Repeat the material exactly, every line of it.

****************

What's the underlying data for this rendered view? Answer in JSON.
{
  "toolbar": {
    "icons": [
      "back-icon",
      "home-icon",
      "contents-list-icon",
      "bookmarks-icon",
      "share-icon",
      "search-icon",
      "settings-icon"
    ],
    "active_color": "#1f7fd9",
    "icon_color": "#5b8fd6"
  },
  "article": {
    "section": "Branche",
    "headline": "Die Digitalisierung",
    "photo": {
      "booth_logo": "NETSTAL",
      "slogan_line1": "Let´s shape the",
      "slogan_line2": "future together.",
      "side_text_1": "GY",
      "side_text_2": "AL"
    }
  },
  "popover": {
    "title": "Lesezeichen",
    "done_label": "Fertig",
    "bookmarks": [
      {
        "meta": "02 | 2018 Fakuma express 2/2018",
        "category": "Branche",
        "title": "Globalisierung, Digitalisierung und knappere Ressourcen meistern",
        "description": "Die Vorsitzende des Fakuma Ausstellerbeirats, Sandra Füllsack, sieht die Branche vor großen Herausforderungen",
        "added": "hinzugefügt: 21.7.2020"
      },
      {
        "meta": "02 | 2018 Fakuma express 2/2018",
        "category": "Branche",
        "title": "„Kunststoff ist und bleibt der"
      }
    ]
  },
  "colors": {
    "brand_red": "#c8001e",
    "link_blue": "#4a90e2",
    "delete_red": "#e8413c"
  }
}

****************

> SOLUTION TO THIS EXERCISE
What's the underlying data for this rendered view? Answer in JSON.
{
  "toolbar": {
    "icons": [
      "back-icon",
      "home-icon",
      "contents-list-icon",
      "bookmarks-icon",
      "share-icon",
      "search-icon",
      "settings-icon"
    ],
    "active_color": "#1f7fd9",
    "icon_color": "#5b8fd6"
  },
  "article": {
    "section": "Branche",
    "headline": "Die Digitalisierung",
    "photo": {
      "booth_logo": "NETSTAL",
      "slogan_line1": "Let´s shape the",
      "slogan_line2": "future together.",
      "side_text_1": "GY",
      "side_text_2": "AL"
    }
  },
  "popover": {
    "title": "Lesezeichen",
    "done_label": "Fertig",
    "bookmarks": [
      {
        "meta": "02 | 2018 Fakuma express 2/2018",
        "category": "Branche",
        "title": "Globalisierung, Digitalisierung und knappere Ressourcen meistern",
        "description": "Die Vorsitzende des Fakuma Ausstellerbeirats, Sandra Füllsack, sieht die Branche vor großen Herausforderungen",
        "added": "hinzugefügt: 21.7.2020"
      },
      {
        "meta": "02 | 2018 Fakuma express 2/2018",
        "category": "Branche",
        "title": "„Kunststoff ist und bleibt der"
      }
    ]
  },
  "colors": {
    "brand_red": "#c8001e",
    "link_blue": "#4a90e2",
    "delete_red": "#e8413c"
  }
}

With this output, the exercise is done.